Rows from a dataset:
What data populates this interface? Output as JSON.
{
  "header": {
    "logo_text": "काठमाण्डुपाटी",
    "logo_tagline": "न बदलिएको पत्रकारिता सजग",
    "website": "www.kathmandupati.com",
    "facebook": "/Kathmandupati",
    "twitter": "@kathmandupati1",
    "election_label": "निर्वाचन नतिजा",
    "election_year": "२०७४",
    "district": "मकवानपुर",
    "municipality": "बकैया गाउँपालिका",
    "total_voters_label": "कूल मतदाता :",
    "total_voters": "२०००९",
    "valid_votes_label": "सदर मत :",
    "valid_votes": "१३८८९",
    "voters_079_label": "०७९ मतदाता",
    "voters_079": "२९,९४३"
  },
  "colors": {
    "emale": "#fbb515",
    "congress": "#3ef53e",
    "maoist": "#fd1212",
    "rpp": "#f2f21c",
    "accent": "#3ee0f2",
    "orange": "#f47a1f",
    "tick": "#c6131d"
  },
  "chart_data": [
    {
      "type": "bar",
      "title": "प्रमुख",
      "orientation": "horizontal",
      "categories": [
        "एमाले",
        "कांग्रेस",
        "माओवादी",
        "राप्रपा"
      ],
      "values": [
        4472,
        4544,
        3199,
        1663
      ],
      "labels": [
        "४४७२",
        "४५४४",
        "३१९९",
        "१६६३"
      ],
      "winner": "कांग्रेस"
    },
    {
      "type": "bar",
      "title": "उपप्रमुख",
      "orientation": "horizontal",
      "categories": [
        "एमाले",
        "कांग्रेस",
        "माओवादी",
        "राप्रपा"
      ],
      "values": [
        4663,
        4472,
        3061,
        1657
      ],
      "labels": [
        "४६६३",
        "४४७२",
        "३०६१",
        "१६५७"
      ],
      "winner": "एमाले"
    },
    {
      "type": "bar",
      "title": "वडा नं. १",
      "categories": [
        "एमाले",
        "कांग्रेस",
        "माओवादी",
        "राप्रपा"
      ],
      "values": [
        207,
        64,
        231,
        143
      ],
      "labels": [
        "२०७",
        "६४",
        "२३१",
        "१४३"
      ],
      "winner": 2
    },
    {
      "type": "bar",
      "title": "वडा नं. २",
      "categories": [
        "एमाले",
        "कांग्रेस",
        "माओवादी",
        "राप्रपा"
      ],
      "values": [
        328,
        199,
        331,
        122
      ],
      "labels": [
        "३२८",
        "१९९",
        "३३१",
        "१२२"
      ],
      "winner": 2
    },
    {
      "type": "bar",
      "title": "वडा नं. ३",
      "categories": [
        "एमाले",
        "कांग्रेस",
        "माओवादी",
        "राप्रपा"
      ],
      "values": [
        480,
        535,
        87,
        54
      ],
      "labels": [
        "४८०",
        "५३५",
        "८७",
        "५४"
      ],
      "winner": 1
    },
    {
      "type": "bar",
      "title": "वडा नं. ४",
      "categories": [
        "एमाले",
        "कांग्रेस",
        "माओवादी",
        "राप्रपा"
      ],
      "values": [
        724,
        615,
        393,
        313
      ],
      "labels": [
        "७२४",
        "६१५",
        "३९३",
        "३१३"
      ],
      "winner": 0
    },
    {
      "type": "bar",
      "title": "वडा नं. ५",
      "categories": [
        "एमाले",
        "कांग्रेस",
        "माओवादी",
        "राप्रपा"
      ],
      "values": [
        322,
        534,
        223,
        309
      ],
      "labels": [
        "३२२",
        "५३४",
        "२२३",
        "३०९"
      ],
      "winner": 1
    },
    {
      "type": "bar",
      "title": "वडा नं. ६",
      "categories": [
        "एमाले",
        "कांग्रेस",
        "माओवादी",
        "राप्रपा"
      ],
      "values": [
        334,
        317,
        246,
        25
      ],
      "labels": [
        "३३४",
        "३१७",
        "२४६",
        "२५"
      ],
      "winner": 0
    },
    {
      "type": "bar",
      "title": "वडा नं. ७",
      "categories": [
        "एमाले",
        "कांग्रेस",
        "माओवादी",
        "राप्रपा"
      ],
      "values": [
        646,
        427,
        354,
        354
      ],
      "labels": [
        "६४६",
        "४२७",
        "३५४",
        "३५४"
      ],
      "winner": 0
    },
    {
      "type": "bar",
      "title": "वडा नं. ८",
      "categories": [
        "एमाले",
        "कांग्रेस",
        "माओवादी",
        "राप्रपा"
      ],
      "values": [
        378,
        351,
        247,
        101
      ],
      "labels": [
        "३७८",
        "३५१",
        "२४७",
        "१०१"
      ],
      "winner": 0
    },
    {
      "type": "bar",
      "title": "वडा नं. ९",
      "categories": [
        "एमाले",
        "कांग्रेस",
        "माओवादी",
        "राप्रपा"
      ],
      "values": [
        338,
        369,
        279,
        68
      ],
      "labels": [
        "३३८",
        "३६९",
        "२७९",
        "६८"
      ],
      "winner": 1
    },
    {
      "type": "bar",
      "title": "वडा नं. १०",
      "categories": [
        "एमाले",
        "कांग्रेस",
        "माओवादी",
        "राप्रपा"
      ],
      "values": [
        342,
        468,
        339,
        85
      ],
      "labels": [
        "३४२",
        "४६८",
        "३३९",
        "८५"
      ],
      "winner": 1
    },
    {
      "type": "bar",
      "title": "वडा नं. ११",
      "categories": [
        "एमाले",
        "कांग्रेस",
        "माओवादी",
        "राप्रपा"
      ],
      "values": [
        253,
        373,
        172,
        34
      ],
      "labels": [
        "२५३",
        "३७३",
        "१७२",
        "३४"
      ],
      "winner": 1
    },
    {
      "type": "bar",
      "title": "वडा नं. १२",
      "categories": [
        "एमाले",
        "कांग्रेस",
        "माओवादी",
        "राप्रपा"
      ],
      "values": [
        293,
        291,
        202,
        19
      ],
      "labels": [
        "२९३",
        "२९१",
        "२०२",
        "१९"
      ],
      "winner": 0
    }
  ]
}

Direction:
Exactly reproduce every record.

Task result:
What data populates this interface? Output as JSON.
{
  "header": {
    "logo_text": "काठमाण्डुपाटी",
    "logo_tagline": "न बदलिएको पत्रकारिता सजग",
    "website": "www.kathmandupati.com",
    "facebook": "/Kathmandupati",
    "twitter": "@kathmandupati1",
    "election_label": "निर्वाचन नतिजा",
    "election_year": "२०७४",
    "district": "मकवानपुर",
    "municipality": "बकैया गाउँपालिका",
    "total_voters_label": "कूल मतदाता :",
    "total_voters": "२०००९",
    "valid_votes_label": "सदर मत :",
    "valid_votes": "१३८८९",
    "voters_079_label": "०७९ मतदाता",
    "voters_079": "२९,९४३"
  },
  "colors": {
    "emale": "#fbb515",
    "congress": "#3ef53e",
    "maoist": "#fd1212",
    "rpp": "#f2f21c",
    "accent": "#3ee0f2",
    "orange": "#f47a1f",
    "tick": "#c6131d"
  },
  "chart_data": [
    {
      "type": "bar",
      "title": "प्रमुख",
      "orientation": "horizontal",
      "categories": [
        "एमाले",
        "कांग्रेस",
        "माओवादी",
        "राप्रपा"
      ],
      "values": [
        4472,
        4544,
        3199,
        1663
      ],
      "labels": [
        "४४७२",
        "४५४४",
        "३१९९",
        "१६६३"
      ],
      "winner": "कांग्रेस"
    },
    {
      "type": "bar",
      "title": "उपप्रमुख",
      "orientation": "horizontal",
      "categories": [
        "एमाले",
        "कांग्रेस",
        "माओवादी",
        "राप्रपा"
      ],
      "values": [
        4663,
        4472,
        3061,
        1657
      ],
      "labels": [
        "४६६३",
        "४४७२",
        "३०६१",
        "१६५७"
      ],
      "winner": "एमाले"
    },
    {
      "type": "bar",
      "title": "वडा नं. १",
      "categories": [
        "एमाले",
        "कांग्रेस",
        "माओवादी",
        "राप्रपा"
      ],
      "values": [
        207,
        64,
        231,
        143
      ],
      "labels": [
        "२०७",
        "६४",
        "२३१",
        "१४३"
      ],
      "winner": 2
    },
    {
      "type": "bar",
      "title": "वडा नं. २",
      "categories": [
        "एमाले",
        "कांग्रेस",
        "माओवादी",
        "राप्रपा"
      ],
      "values": [
        328,
        199,
        331,
        122
      ],
      "labels": [
        "३२८",
        "१९९",
        "३३१",
        "१२२"
      ],
      "winner": 2
    },
    {
      "type": "bar",
      "title": "वडा नं. ३",
      "categories": [
        "एमाले",
        "कांग्रेस",
        "माओवादी",
        "राप्रपा"
      ],
      "values": [
        480,
        535,
        87,
        54
      ],
      "labels": [
        "४८०",
        "५३५",
        "८७",
        "५४"
      ],
      "winner": 1
    },
    {
      "type": "bar",
      "title": "वडा नं. ४",
      "categories": [
        "एमाले",
        "कांग्रेस",
        "माओवादी",
        "राप्रपा"
      ],
      "values": [
        724,
        615,
        393,
        313
      ],
      "labels": [
        "७२४",
        "६१५",
        "३९३",
        "३१३"
      ],
      "winner": 0
    },
    {
      "type": "bar",
      "title": "वडा नं. ५",
      "categories": [
        "एमाले",
        "कांग्रेस",
        "माओवादी",
        "राप्रपा"
      ],
      "values": [
        322,
        534,
        223,
        309
      ],
      "labels": [
        "३२२",
        "५३४",
        "२२३",
        "३०९"
      ],
      "winner": 1
    },
    {
      "type": "bar",
      "title": "वडा नं. ६",
      "categories": [
        "एमाले",
        "कांग्रेस",
        "माओवादी",
        "राप्रपा"
      ],
      "values": [
        334,
        317,
        246,
        25
      ],
      "labels": [
        "३३४",
        "३१७",
        "२४६",
        "२५"
      ],
      "winner": 0
    },
    {
      "type": "bar",
      "title": "वडा नं. ७",
      "categories": [
        "एमाले",
        "कांग्रेस",
        "माओवादी",
        "राप्रपा"
      ],
      "values": [
        646,
        427,
        354,
        354
      ],
      "labels": [
        "६४६",
        "४२७",
        "३५४",
        "३५४"
      ],
      "winner": 0
    },
    {
      "type": "bar",
      "title": "वडा नं. ८",
      "categories": [
        "एमाले",
        "कांग्रेस",
        "माओवादी",
        "राप्रपा"
      ],
      "values": [
        378,
        351,
        247,
        101
      ],
      "labels": [
        "३७८",
        "३५१",
        "२४७",
        "१०१"
      ],
      "winner": 0
    },
    {
      "type": "bar",
      "title": "वडा नं. ९",
      "categories": [
        "एमाले",
        "कांग्रेस",
        "माओवादी",
        "राप्रपा"
      ],
      "values": [
        338,
        369,
        279,
        68
      ],
      "labels": [
        "३३८",
        "३६९",
        "२७९",
        "६८"
      ],
      "winner": 1
    },
    {
      "type": "bar",
      "title": "वडा नं. १०",
      "categories": [
        "एमाले",
        "कांग्रेस",
        "माओवादी",
        "राप्रपा"
      ],
      "values": [
        342,
        468,
        339,
        85
      ],
      "labels": [
        "३४२",
        "४६८",
        "३३९",
        "८५"
      ],
      "winner": 1
    },
    {
      "type": "bar",
      "title": "वडा नं. ११",
      "categories": [
        "एमाले",
        "कांग्रेस",
        "माओवादी",
        "राप्रपा"
      ],
      "values": [
        253,
        373,
        172,
        34
      ],
      "labels": [
        "२५३",
        "३७३",
        "१७२",
        "३४"
      ],
      "winner": 1
    },
    {
      "type": "bar",
      "title": "वडा नं. १२",
      "categories": [
        "एमाले",
        "कांग्रेस",
        "माओवादी",
        "राप्रपा"
      ],
      "values": [
        293,
        291,
        202,
        19
      ],
      "labels": [
        "२९३",
        "२९१",
        "२०२",
        "१९"
      ],
      "winner": 0
    }
  ]
}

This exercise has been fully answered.